MATERIAL SUPPLIED:
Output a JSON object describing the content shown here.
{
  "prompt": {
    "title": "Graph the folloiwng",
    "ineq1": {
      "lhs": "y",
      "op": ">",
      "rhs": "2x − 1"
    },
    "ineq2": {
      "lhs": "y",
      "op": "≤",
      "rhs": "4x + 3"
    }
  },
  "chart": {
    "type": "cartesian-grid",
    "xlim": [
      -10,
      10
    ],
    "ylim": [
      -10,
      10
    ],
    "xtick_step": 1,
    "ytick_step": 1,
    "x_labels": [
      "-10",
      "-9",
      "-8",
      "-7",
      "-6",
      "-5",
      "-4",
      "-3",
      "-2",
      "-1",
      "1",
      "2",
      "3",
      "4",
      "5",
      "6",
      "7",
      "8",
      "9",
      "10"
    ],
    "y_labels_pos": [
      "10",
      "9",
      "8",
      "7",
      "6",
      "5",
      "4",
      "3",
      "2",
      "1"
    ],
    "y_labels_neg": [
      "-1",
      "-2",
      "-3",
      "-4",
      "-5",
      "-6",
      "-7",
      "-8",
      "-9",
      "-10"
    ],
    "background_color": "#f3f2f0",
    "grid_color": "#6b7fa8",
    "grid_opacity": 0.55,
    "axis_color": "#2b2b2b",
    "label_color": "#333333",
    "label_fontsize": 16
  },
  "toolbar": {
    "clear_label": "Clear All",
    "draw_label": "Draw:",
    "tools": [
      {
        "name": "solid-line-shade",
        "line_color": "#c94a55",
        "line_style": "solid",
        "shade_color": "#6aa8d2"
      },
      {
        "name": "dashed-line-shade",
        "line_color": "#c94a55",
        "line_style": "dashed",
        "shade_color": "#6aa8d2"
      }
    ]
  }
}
==
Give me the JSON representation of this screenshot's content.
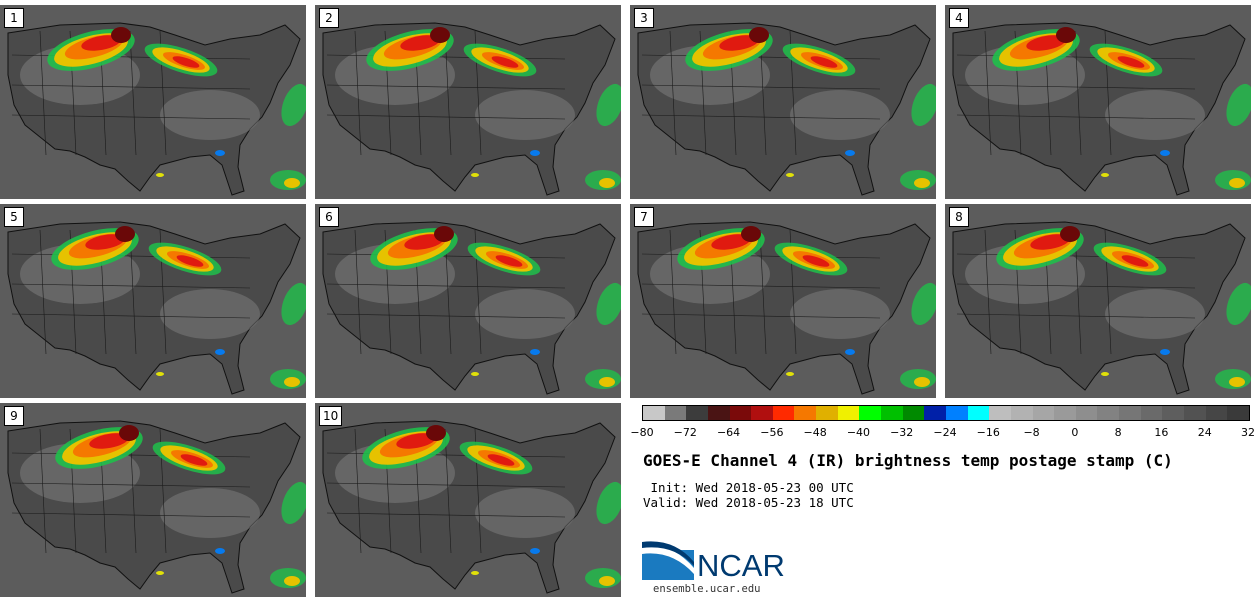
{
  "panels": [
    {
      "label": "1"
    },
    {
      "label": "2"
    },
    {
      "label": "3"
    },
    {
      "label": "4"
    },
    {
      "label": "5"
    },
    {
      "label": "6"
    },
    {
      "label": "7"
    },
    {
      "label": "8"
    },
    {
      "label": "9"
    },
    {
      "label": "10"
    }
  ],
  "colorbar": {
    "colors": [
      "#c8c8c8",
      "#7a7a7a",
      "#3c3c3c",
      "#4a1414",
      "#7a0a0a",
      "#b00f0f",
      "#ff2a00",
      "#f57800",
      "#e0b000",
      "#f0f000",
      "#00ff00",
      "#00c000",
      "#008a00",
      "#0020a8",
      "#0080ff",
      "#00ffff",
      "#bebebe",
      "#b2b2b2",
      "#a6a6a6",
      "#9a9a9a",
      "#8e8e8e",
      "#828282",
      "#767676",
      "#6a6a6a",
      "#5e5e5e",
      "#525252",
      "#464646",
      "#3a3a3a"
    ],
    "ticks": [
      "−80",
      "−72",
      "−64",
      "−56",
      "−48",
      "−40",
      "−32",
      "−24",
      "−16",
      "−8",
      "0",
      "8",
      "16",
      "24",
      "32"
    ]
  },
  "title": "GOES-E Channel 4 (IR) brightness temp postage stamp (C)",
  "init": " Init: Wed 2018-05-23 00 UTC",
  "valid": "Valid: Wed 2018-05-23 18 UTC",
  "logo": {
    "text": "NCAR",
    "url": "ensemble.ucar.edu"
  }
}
* * *
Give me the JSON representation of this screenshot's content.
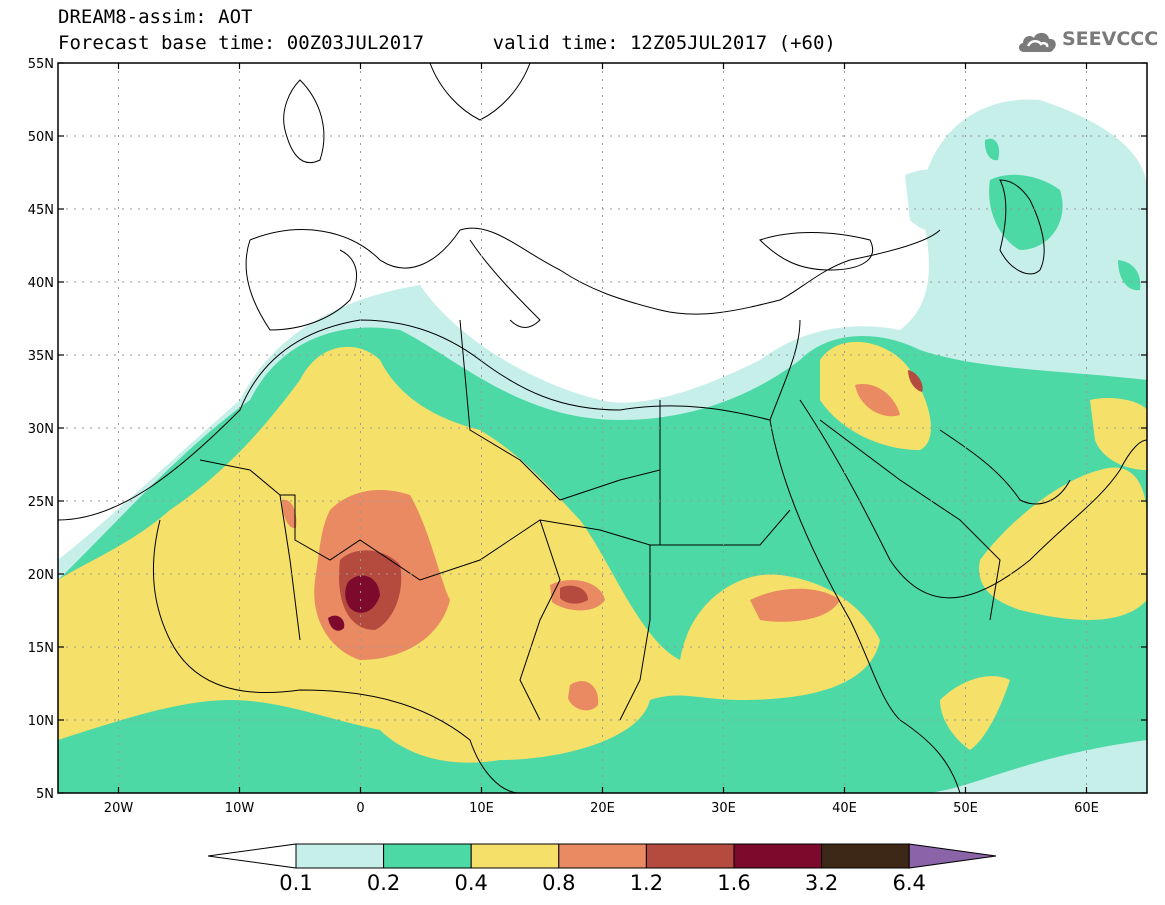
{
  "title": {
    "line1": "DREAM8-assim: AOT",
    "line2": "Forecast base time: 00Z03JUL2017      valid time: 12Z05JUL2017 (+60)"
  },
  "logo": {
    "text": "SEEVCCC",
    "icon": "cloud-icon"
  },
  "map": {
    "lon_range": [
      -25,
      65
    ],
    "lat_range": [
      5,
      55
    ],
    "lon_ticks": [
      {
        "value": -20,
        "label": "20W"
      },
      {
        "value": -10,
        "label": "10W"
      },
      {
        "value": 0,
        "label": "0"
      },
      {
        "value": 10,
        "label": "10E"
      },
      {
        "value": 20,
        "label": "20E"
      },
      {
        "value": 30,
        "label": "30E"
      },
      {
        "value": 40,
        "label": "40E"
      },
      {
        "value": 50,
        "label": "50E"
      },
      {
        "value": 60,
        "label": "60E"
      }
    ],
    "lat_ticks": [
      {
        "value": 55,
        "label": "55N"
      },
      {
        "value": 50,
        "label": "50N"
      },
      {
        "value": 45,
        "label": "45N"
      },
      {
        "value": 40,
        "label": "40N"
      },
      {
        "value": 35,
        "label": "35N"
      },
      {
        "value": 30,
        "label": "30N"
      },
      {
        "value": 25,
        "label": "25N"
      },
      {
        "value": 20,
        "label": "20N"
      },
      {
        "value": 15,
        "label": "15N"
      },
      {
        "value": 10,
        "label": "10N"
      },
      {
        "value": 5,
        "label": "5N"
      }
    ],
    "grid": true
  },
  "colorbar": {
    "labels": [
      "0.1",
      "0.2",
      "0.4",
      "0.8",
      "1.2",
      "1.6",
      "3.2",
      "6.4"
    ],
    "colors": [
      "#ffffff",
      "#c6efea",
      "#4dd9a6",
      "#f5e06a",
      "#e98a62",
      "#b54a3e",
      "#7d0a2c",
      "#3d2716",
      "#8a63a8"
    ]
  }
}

REQUIRED TASK: Which lines hold the word "title"? Show each one.

EXERCISE ANSWER:
    "title": "Graph the folloiwng",
  "title": "GOES-E Channel 4 (IR) brightness temp postage stamp (C)",
  "title": {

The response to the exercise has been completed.